• **Provided information**
================

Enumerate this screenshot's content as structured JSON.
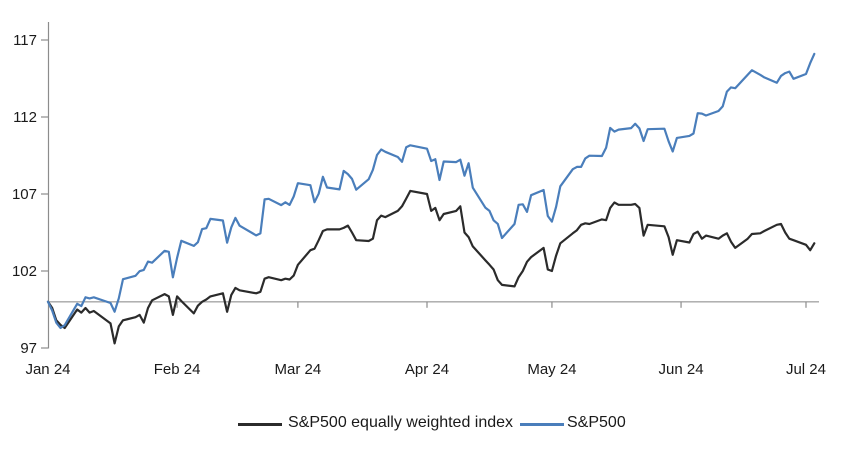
{
  "chart_data": {
    "type": "line",
    "title": "",
    "xlabel": "",
    "ylabel": "",
    "grid": false,
    "legend_position": "bottom",
    "axis_color": "#8c8c8c",
    "baseline_color": "#a6a6a6",
    "baseline_value": 100,
    "y_axis": {
      "ticks": [
        97,
        102,
        107,
        112,
        117
      ],
      "min": 97,
      "max": 117.2
    },
    "x_axis": {
      "tick_labels": [
        "Jan 24",
        "Feb 24",
        "Mar 24",
        "Apr 24",
        "May 24",
        "Jun 24",
        "Jul 24"
      ],
      "tick_days_of_year": [
        1,
        32,
        61,
        92,
        122,
        153,
        183
      ]
    },
    "days_of_year": [
      1,
      2,
      3,
      4,
      5,
      8,
      9,
      10,
      11,
      12,
      16,
      17,
      18,
      19,
      22,
      23,
      24,
      25,
      26,
      29,
      30,
      31,
      32,
      33,
      36,
      37,
      38,
      39,
      40,
      43,
      44,
      45,
      46,
      47,
      51,
      52,
      53,
      54,
      57,
      58,
      59,
      60,
      61,
      64,
      65,
      66,
      67,
      68,
      71,
      72,
      73,
      74,
      75,
      78,
      79,
      80,
      81,
      82,
      85,
      86,
      87,
      88,
      92,
      93,
      94,
      95,
      96,
      99,
      100,
      101,
      102,
      103,
      106,
      107,
      108,
      109,
      110,
      113,
      114,
      115,
      116,
      117,
      120,
      121,
      122,
      123,
      124,
      127,
      128,
      129,
      130,
      131,
      134,
      135,
      136,
      137,
      138,
      141,
      142,
      143,
      144,
      145,
      149,
      150,
      151,
      152,
      155,
      156,
      157,
      158,
      159,
      162,
      163,
      164,
      165,
      166,
      169,
      170,
      172,
      173,
      176,
      177,
      178,
      179,
      180,
      183,
      184,
      185
    ],
    "series": [
      {
        "name": "S&P500 equally weighted index",
        "color": "#2b2b2b",
        "values": [
          100,
          99.6,
          98.8,
          98.5,
          98.3,
          99.5,
          99.3,
          99.6,
          99.3,
          99.4,
          98.6,
          97.3,
          98.4,
          98.8,
          99.0,
          99.15,
          98.65,
          99.6,
          100.1,
          100.5,
          100.35,
          99.15,
          100.35,
          100.05,
          99.25,
          99.75,
          100.0,
          100.15,
          100.35,
          100.55,
          99.35,
          100.45,
          100.9,
          100.75,
          100.55,
          100.65,
          101.5,
          101.6,
          101.4,
          101.5,
          101.45,
          101.7,
          102.4,
          103.35,
          103.45,
          104.0,
          104.6,
          104.7,
          104.7,
          104.8,
          104.95,
          104.5,
          104.0,
          103.95,
          104.1,
          105.3,
          105.6,
          105.5,
          105.9,
          106.2,
          106.7,
          107.2,
          107.0,
          105.9,
          106.1,
          105.3,
          105.7,
          105.9,
          106.2,
          104.5,
          104.2,
          103.6,
          102.7,
          102.4,
          102.1,
          101.4,
          101.1,
          101.0,
          101.6,
          102.0,
          102.6,
          102.9,
          103.5,
          102.1,
          102.0,
          103.0,
          103.8,
          104.45,
          104.65,
          105.0,
          105.1,
          105.05,
          105.35,
          105.3,
          106.1,
          106.45,
          106.3,
          106.3,
          106.35,
          106.1,
          104.3,
          105.0,
          104.9,
          104.2,
          103.05,
          104.0,
          103.85,
          104.4,
          104.55,
          104.1,
          104.3,
          104.1,
          104.3,
          104.45,
          103.9,
          103.5,
          104.1,
          104.4,
          104.45,
          104.6,
          105.0,
          105.05,
          104.5,
          104.1,
          104.0,
          103.7,
          103.35,
          103.8
        ]
      },
      {
        "name": "S&P500",
        "color": "#4a7ebb",
        "values": [
          100,
          99.43,
          98.64,
          98.3,
          98.48,
          99.87,
          99.72,
          100.29,
          100.22,
          100.29,
          99.92,
          99.36,
          100.23,
          101.47,
          101.69,
          101.99,
          102.07,
          102.61,
          102.54,
          103.31,
          103.25,
          101.59,
          102.86,
          103.96,
          103.63,
          103.87,
          104.72,
          104.78,
          105.38,
          105.28,
          103.84,
          104.84,
          105.45,
          104.94,
          104.31,
          104.44,
          106.65,
          106.69,
          106.28,
          106.46,
          106.29,
          106.84,
          107.7,
          107.57,
          106.47,
          107.02,
          108.12,
          107.42,
          107.3,
          108.5,
          108.29,
          107.98,
          107.28,
          107.96,
          108.57,
          109.53,
          109.89,
          109.74,
          109.4,
          109.09,
          110.03,
          110.16,
          109.94,
          109.14,
          109.26,
          107.91,
          109.11,
          109.07,
          109.23,
          108.19,
          109.0,
          107.41,
          106.12,
          105.9,
          105.29,
          105.06,
          104.14,
          105.05,
          106.3,
          106.33,
          105.84,
          106.92,
          107.26,
          105.57,
          105.21,
          106.17,
          107.5,
          108.61,
          108.76,
          108.76,
          109.31,
          109.49,
          109.47,
          110.0,
          111.29,
          111.05,
          111.18,
          111.28,
          111.56,
          111.26,
          110.44,
          111.21,
          111.24,
          110.42,
          109.76,
          110.64,
          110.77,
          110.93,
          112.25,
          112.22,
          112.1,
          112.39,
          112.69,
          113.65,
          113.92,
          113.87,
          114.75,
          115.04,
          114.74,
          114.57,
          114.22,
          114.67,
          114.85,
          114.95,
          114.48,
          114.79,
          115.5,
          116.1
        ]
      }
    ]
  }
}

================

• **Task objective**
Will you set down the records word for word while leaving out every picture?

• **Complete answer**
Enumerate this screenshot's content as structured JSON.
{
  "chart_data": {
    "type": "line",
    "title": "",
    "xlabel": "",
    "ylabel": "",
    "grid": false,
    "legend_position": "bottom",
    "axis_color": "#8c8c8c",
    "baseline_color": "#a6a6a6",
    "baseline_value": 100,
    "y_axis": {
      "ticks": [
        97,
        102,
        107,
        112,
        117
      ],
      "min": 97,
      "max": 117.2
    },
    "x_axis": {
      "tick_labels": [
        "Jan 24",
        "Feb 24",
        "Mar 24",
        "Apr 24",
        "May 24",
        "Jun 24",
        "Jul 24"
      ],
      "tick_days_of_year": [
        1,
        32,
        61,
        92,
        122,
        153,
        183
      ]
    },
    "days_of_year": [
      1,
      2,
      3,
      4,
      5,
      8,
      9,
      10,
      11,
      12,
      16,
      17,
      18,
      19,
      22,
      23,
      24,
      25,
      26,
      29,
      30,
      31,
      32,
      33,
      36,
      37,
      38,
      39,
      40,
      43,
      44,
      45,
      46,
      47,
      51,
      52,
      53,
      54,
      57,
      58,
      59,
      60,
      61,
      64,
      65,
      66,
      67,
      68,
      71,
      72,
      73,
      74,
      75,
      78,
      79,
      80,
      81,
      82,
      85,
      86,
      87,
      88,
      92,
      93,
      94,
      95,
      96,
      99,
      100,
      101,
      102,
      103,
      106,
      107,
      108,
      109,
      110,
      113,
      114,
      115,
      116,
      117,
      120,
      121,
      122,
      123,
      124,
      127,
      128,
      129,
      130,
      131,
      134,
      135,
      136,
      137,
      138,
      141,
      142,
      143,
      144,
      145,
      149,
      150,
      151,
      152,
      155,
      156,
      157,
      158,
      159,
      162,
      163,
      164,
      165,
      166,
      169,
      170,
      172,
      173,
      176,
      177,
      178,
      179,
      180,
      183,
      184,
      185
    ],
    "series": [
      {
        "name": "S&P500 equally weighted index",
        "color": "#2b2b2b",
        "values": [
          100,
          99.6,
          98.8,
          98.5,
          98.3,
          99.5,
          99.3,
          99.6,
          99.3,
          99.4,
          98.6,
          97.3,
          98.4,
          98.8,
          99.0,
          99.15,
          98.65,
          99.6,
          100.1,
          100.5,
          100.35,
          99.15,
          100.35,
          100.05,
          99.25,
          99.75,
          100.0,
          100.15,
          100.35,
          100.55,
          99.35,
          100.45,
          100.9,
          100.75,
          100.55,
          100.65,
          101.5,
          101.6,
          101.4,
          101.5,
          101.45,
          101.7,
          102.4,
          103.35,
          103.45,
          104.0,
          104.6,
          104.7,
          104.7,
          104.8,
          104.95,
          104.5,
          104.0,
          103.95,
          104.1,
          105.3,
          105.6,
          105.5,
          105.9,
          106.2,
          106.7,
          107.2,
          107.0,
          105.9,
          106.1,
          105.3,
          105.7,
          105.9,
          106.2,
          104.5,
          104.2,
          103.6,
          102.7,
          102.4,
          102.1,
          101.4,
          101.1,
          101.0,
          101.6,
          102.0,
          102.6,
          102.9,
          103.5,
          102.1,
          102.0,
          103.0,
          103.8,
          104.45,
          104.65,
          105.0,
          105.1,
          105.05,
          105.35,
          105.3,
          106.1,
          106.45,
          106.3,
          106.3,
          106.35,
          106.1,
          104.3,
          105.0,
          104.9,
          104.2,
          103.05,
          104.0,
          103.85,
          104.4,
          104.55,
          104.1,
          104.3,
          104.1,
          104.3,
          104.45,
          103.9,
          103.5,
          104.1,
          104.4,
          104.45,
          104.6,
          105.0,
          105.05,
          104.5,
          104.1,
          104.0,
          103.7,
          103.35,
          103.8
        ]
      },
      {
        "name": "S&P500",
        "color": "#4a7ebb",
        "values": [
          100,
          99.43,
          98.64,
          98.3,
          98.48,
          99.87,
          99.72,
          100.29,
          100.22,
          100.29,
          99.92,
          99.36,
          100.23,
          101.47,
          101.69,
          101.99,
          102.07,
          102.61,
          102.54,
          103.31,
          103.25,
          101.59,
          102.86,
          103.96,
          103.63,
          103.87,
          104.72,
          104.78,
          105.38,
          105.28,
          103.84,
          104.84,
          105.45,
          104.94,
          104.31,
          104.44,
          106.65,
          106.69,
          106.28,
          106.46,
          106.29,
          106.84,
          107.7,
          107.57,
          106.47,
          107.02,
          108.12,
          107.42,
          107.3,
          108.5,
          108.29,
          107.98,
          107.28,
          107.96,
          108.57,
          109.53,
          109.89,
          109.74,
          109.4,
          109.09,
          110.03,
          110.16,
          109.94,
          109.14,
          109.26,
          107.91,
          109.11,
          109.07,
          109.23,
          108.19,
          109.0,
          107.41,
          106.12,
          105.9,
          105.29,
          105.06,
          104.14,
          105.05,
          106.3,
          106.33,
          105.84,
          106.92,
          107.26,
          105.57,
          105.21,
          106.17,
          107.5,
          108.61,
          108.76,
          108.76,
          109.31,
          109.49,
          109.47,
          110.0,
          111.29,
          111.05,
          111.18,
          111.28,
          111.56,
          111.26,
          110.44,
          111.21,
          111.24,
          110.42,
          109.76,
          110.64,
          110.77,
          110.93,
          112.25,
          112.22,
          112.1,
          112.39,
          112.69,
          113.65,
          113.92,
          113.87,
          114.75,
          115.04,
          114.74,
          114.57,
          114.22,
          114.67,
          114.85,
          114.95,
          114.48,
          114.79,
          115.5,
          116.1
        ]
      }
    ]
  }
}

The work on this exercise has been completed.